BEGIN Excerpted data

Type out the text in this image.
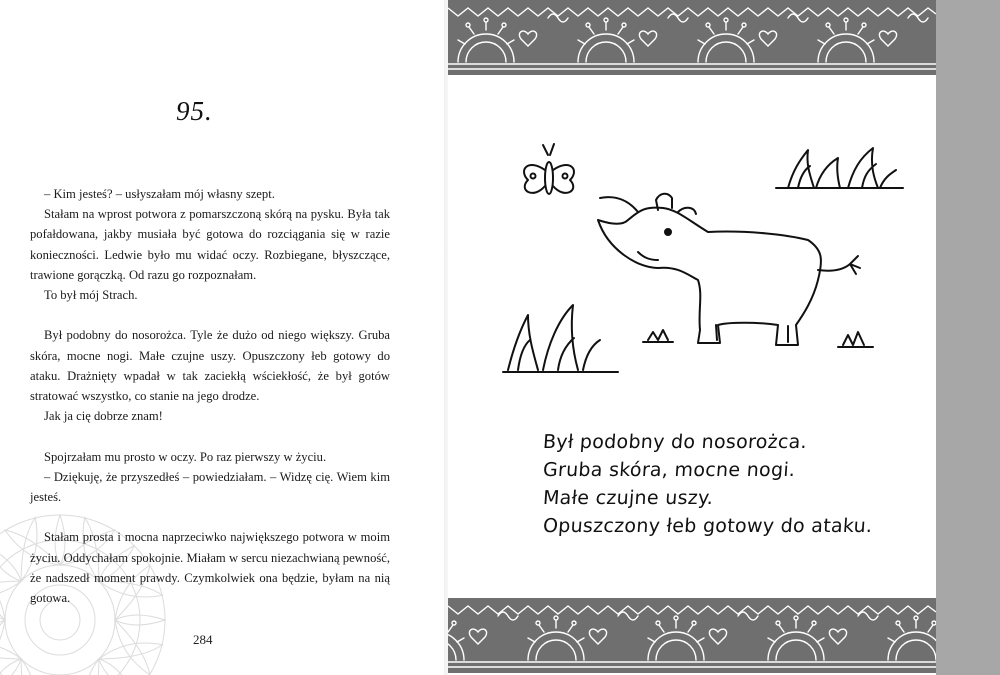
95.

– Kim jesteś? – usłyszałam mój własny szept.

Stałam na wprost potwora z pomarszczoną skórą na pysku. Była tak pofałdowana, jakby musiała być gotowa do rozciągania się w razie konieczności. Ledwie było mu widać oczy. Rozbiegane, błyszczące, trawione gorączką. Od razu go rozpoznałam.

To był mój Strach.

Był podobny do nosorożca. Tyle że dużo od niego większy. Gruba skóra, mocne nogi. Małe czujne uszy. Opuszczony łeb gotowy do ataku. Drażnięty wpadał w tak zaciekłą wściekłość, że był gotów stratować wszystko, co stanie na jego drodze.

Jak ja cię dobrze znam!

Spojrzałam mu prosto w oczy. Po raz pierwszy w życiu.

– Dziękuję, że przyszedłeś – powiedziałam. – Widzę cię. Wiem kim jesteś.

Stałam prosta i mocna naprzeciwko największego potwora w moim życiu. Oddychałam spokojnie. Miałam w sercu niezachwianą pewność, że nadszedł moment prawdy. Czymkolwiek ona będzie, byłam na nią gotowa.

284
Był podobny do nosorożca.
Gruba skóra, mocne nogi.
Małe czujne uszy.
Opuszczony łeb gotowy do ataku.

END Excerpted data

▸ **What you should do**:
From the records, copy every line that has the string "skóra" in it.

▸ **Task solution**:
Był podobny do nosorożca. Tyle że dużo od niego większy. Gruba skóra, mocne nogi. Małe czujne uszy. Opuszczony łeb gotowy do ataku. Drażnięty wpadał w tak zaciekłą wściekłość, że był gotów stratować wszystko, co stanie na jego drodze.
Gruba skóra, mocne nogi.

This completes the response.